• [TASK BRIEF]: Copy the lines from the start of the items through the line containing "chart-title: Inability to", reproducing each one exactly.
--- START DATA IN THIS EXERCISE ---
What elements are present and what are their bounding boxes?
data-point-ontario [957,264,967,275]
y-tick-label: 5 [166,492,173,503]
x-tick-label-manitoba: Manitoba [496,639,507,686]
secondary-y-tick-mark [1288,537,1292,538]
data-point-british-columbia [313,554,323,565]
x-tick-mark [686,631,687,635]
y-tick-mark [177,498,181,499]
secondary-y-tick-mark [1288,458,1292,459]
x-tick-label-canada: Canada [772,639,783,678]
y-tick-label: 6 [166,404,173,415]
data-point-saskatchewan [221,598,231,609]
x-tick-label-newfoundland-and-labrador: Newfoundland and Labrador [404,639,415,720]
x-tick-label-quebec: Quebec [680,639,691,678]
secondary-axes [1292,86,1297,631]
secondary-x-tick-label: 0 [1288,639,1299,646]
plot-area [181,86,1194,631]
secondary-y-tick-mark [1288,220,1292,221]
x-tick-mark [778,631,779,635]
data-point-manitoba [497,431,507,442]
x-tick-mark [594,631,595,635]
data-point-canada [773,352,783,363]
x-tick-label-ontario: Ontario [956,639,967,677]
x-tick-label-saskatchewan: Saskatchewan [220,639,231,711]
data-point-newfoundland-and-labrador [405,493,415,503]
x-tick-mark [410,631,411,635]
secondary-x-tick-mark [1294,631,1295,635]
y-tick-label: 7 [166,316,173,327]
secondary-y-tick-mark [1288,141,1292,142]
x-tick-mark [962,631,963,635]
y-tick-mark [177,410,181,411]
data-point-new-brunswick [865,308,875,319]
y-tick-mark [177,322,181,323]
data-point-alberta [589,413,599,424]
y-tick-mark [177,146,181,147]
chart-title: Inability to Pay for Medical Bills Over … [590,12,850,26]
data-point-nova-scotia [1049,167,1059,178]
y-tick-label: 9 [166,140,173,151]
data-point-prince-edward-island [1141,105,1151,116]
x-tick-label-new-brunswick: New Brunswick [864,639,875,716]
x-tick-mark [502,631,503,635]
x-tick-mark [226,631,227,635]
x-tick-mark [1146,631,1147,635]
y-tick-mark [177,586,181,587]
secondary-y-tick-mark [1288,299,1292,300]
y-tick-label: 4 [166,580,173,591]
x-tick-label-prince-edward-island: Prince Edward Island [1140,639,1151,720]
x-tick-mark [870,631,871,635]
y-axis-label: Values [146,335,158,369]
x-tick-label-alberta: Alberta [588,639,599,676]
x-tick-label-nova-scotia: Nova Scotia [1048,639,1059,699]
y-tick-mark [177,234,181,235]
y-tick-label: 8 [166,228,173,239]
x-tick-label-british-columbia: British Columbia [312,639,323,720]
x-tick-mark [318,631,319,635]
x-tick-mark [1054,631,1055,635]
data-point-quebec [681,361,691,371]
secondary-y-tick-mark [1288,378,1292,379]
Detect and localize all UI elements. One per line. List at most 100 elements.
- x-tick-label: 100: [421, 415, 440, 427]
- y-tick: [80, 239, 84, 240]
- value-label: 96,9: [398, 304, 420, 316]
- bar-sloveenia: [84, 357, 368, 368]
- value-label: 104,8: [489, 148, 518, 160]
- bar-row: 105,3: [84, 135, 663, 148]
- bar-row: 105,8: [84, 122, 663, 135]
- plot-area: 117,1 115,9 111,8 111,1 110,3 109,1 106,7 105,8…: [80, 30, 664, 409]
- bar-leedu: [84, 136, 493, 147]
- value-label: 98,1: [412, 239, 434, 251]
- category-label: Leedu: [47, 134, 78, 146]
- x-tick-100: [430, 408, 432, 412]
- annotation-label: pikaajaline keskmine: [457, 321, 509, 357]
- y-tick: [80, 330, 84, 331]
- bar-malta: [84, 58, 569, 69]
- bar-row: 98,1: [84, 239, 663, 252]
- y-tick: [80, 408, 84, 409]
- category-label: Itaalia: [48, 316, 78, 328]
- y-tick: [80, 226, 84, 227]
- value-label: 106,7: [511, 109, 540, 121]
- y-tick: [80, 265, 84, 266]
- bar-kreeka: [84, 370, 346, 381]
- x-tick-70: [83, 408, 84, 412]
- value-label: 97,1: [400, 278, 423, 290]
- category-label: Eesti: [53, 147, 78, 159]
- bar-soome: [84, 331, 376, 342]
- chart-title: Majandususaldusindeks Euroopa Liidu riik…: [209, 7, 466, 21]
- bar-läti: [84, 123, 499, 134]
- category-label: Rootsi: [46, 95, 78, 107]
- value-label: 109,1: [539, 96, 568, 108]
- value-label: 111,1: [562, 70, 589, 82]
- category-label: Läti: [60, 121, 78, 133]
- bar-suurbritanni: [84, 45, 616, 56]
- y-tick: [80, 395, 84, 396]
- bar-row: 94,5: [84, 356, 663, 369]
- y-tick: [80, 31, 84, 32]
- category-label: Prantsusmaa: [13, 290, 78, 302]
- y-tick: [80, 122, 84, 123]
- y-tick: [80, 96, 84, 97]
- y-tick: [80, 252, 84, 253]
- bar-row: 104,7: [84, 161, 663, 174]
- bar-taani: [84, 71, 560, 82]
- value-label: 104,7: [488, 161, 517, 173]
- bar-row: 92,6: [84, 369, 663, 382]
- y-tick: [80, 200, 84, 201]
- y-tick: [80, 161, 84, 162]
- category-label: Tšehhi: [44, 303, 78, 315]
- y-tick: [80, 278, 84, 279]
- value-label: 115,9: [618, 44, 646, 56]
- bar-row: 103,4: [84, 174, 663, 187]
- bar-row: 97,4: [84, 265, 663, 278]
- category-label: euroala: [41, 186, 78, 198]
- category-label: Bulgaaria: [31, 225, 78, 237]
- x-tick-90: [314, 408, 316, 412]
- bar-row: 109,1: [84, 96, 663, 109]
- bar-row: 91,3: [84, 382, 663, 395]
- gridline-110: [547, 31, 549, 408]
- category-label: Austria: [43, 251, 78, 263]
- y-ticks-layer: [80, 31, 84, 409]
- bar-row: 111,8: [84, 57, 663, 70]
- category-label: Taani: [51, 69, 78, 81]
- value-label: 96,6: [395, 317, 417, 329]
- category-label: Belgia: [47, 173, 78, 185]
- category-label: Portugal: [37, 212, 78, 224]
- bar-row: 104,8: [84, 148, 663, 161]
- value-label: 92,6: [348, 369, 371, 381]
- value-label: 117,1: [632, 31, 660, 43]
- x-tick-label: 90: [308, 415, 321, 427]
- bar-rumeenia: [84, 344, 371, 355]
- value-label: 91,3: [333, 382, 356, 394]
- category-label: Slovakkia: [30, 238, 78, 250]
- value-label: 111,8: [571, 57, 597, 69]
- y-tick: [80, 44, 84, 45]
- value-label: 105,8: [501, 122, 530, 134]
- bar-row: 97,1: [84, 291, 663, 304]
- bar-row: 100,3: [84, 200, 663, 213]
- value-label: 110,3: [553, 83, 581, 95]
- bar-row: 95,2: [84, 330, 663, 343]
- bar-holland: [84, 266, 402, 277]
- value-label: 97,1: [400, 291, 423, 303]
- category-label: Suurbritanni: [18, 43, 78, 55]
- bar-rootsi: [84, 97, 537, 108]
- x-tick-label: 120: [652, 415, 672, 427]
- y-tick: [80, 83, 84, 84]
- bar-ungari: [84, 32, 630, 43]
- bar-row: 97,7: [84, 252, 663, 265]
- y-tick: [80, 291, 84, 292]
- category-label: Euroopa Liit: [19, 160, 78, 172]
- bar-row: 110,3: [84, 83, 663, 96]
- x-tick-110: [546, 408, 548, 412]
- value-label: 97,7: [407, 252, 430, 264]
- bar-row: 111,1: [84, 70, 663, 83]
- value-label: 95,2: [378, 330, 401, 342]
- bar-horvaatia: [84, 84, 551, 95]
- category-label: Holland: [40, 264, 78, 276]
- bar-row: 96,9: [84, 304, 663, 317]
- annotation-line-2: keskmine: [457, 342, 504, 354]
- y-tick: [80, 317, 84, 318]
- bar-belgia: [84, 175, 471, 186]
--- END DATA IN THIS EXERCISE ---
• [COMPLETE ANSWER]:
What elements are present and what are their bounding boxes?
data-point-ontario [957,264,967,275]
y-tick-label: 5 [166,492,173,503]
x-tick-label-manitoba: Manitoba [496,639,507,686]
secondary-y-tick-mark [1288,537,1292,538]
data-point-british-columbia [313,554,323,565]
x-tick-mark [686,631,687,635]
y-tick-mark [177,498,181,499]
secondary-y-tick-mark [1288,458,1292,459]
x-tick-label-canada: Canada [772,639,783,678]
y-tick-label: 6 [166,404,173,415]
data-point-saskatchewan [221,598,231,609]
x-tick-label-newfoundland-and-labrador: Newfoundland and Labrador [404,639,415,720]
x-tick-label-quebec: Quebec [680,639,691,678]
secondary-axes [1292,86,1297,631]
secondary-x-tick-label: 0 [1288,639,1299,646]
plot-area [181,86,1194,631]
secondary-y-tick-mark [1288,220,1292,221]
x-tick-mark [778,631,779,635]
data-point-manitoba [497,431,507,442]
x-tick-mark [594,631,595,635]
data-point-canada [773,352,783,363]
x-tick-label-ontario: Ontario [956,639,967,677]
x-tick-label-saskatchewan: Saskatchewan [220,639,231,711]
data-point-newfoundland-and-labrador [405,493,415,503]
x-tick-mark [410,631,411,635]
secondary-x-tick-mark [1294,631,1295,635]
y-tick-label: 7 [166,316,173,327]
secondary-y-tick-mark [1288,141,1292,142]
x-tick-mark [962,631,963,635]
y-tick-mark [177,410,181,411]
data-point-new-brunswick [865,308,875,319]
y-tick-mark [177,322,181,323]
data-point-alberta [589,413,599,424]
y-tick-mark [177,146,181,147]
chart-title: Inability to Pay for Medical Bills Over … [590,12,850,26]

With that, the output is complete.